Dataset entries
□ □ □

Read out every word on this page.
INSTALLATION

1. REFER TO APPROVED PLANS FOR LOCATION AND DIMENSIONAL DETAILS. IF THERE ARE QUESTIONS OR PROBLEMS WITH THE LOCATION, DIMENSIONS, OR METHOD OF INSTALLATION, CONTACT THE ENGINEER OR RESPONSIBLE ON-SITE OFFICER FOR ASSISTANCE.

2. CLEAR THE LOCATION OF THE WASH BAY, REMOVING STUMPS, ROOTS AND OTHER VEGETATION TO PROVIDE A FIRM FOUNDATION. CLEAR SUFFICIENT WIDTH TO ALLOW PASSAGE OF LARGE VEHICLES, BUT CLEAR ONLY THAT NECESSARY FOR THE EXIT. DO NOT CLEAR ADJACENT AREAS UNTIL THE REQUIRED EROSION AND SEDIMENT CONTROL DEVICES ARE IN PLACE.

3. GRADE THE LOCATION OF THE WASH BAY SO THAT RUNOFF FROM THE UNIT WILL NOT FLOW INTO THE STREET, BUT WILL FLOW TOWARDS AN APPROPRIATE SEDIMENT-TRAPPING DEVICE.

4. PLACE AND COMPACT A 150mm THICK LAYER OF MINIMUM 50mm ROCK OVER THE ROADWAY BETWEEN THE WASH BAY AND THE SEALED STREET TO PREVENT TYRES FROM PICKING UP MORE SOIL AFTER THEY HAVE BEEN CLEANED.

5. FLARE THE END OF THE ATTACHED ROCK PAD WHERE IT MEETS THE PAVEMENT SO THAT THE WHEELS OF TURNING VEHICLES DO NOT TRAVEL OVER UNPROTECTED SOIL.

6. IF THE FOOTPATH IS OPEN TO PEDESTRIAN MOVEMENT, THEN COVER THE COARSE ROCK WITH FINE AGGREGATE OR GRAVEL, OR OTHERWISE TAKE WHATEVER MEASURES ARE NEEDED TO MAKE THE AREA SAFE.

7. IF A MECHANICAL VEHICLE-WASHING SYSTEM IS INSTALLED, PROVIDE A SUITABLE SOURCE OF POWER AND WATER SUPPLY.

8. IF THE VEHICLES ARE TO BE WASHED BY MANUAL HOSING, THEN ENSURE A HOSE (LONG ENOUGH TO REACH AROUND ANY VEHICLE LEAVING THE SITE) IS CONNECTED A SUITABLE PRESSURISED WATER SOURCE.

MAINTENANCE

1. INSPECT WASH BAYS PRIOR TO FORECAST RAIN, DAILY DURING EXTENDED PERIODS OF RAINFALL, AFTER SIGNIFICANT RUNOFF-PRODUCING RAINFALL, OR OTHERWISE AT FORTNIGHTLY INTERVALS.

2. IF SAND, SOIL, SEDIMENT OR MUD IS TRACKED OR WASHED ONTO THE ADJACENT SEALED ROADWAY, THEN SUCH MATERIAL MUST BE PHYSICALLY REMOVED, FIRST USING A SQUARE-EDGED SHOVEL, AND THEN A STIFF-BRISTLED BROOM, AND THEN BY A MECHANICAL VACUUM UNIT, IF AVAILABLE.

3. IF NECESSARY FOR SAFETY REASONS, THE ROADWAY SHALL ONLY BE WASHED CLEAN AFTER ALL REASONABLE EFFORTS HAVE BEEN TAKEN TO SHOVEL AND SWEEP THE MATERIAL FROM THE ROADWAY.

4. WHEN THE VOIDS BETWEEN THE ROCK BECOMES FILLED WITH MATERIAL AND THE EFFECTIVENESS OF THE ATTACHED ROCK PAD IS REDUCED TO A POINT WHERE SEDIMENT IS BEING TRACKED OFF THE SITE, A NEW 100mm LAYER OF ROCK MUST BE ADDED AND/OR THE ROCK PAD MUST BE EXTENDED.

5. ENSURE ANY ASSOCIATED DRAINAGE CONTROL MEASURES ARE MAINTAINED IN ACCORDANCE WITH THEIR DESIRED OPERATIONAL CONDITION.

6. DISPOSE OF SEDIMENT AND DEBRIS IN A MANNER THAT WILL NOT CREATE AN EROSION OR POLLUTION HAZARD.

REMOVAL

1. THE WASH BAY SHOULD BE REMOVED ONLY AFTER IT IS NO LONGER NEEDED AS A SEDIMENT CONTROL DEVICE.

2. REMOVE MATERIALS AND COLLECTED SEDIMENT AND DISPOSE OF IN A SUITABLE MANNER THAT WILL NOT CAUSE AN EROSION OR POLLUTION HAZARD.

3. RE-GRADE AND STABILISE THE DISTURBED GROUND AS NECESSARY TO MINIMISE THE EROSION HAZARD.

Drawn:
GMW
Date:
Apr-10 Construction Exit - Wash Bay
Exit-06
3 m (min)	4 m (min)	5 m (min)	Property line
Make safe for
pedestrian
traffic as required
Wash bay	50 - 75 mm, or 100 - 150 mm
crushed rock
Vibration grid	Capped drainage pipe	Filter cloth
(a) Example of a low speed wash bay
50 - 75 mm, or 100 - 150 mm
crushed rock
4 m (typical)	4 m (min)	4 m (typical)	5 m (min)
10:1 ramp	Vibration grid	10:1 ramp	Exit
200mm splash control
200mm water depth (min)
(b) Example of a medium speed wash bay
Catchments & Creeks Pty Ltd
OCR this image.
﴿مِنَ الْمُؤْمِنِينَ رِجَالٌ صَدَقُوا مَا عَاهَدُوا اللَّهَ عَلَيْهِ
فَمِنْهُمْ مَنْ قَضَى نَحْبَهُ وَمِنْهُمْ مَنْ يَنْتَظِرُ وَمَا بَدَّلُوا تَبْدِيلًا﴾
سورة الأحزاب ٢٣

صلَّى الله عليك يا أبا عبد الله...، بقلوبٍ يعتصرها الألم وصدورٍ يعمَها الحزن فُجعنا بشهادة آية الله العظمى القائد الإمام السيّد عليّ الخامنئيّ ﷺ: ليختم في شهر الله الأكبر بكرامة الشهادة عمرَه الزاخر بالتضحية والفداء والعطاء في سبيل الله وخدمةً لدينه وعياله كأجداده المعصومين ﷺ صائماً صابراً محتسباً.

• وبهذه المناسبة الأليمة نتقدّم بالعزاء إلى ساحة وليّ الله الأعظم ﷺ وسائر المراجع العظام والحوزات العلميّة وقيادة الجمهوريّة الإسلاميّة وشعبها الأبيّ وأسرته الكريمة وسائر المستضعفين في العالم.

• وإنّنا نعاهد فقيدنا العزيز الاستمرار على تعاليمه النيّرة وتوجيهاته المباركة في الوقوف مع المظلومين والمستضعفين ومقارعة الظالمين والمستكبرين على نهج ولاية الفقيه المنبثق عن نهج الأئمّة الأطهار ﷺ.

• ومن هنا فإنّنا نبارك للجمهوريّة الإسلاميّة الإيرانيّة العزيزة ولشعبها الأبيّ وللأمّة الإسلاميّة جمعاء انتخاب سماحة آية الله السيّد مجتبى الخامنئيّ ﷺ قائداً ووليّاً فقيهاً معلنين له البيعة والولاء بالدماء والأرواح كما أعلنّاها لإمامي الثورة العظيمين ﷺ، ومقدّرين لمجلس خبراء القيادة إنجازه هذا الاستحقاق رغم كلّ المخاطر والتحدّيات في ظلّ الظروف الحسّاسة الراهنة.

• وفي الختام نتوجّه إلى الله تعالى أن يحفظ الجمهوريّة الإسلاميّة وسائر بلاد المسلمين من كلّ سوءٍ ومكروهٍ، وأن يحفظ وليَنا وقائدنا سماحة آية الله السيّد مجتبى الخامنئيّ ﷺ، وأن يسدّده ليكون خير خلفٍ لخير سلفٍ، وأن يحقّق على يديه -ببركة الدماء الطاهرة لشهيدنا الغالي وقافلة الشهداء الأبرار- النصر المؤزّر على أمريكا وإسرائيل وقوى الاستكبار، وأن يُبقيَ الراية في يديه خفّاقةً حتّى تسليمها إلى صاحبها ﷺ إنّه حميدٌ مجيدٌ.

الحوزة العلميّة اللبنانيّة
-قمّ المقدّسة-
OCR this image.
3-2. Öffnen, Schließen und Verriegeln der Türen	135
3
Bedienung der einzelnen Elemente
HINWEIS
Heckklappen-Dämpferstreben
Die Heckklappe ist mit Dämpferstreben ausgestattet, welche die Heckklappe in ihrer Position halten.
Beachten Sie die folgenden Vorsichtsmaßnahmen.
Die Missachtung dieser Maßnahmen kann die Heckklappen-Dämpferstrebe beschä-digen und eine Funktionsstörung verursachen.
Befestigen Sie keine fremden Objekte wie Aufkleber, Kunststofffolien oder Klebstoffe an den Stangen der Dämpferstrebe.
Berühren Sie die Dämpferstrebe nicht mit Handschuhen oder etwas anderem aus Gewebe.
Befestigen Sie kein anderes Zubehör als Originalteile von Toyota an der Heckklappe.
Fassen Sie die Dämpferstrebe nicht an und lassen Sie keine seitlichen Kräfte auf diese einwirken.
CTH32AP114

□ □ □

Given problem >> Extract every line above containing the word "POLLUTION".

Finished task >>
6. DISPOSE OF SEDIMENT AND DEBRIS IN A MANNER THAT WILL NOT CREATE AN EROSION OR POLLUTION HAZARD.
2. REMOVE MATERIALS AND COLLECTED SEDIMENT AND DISPOSE OF IN A SUITABLE MANNER THAT WILL NOT CAUSE AN EROSION OR POLLUTION HAZARD.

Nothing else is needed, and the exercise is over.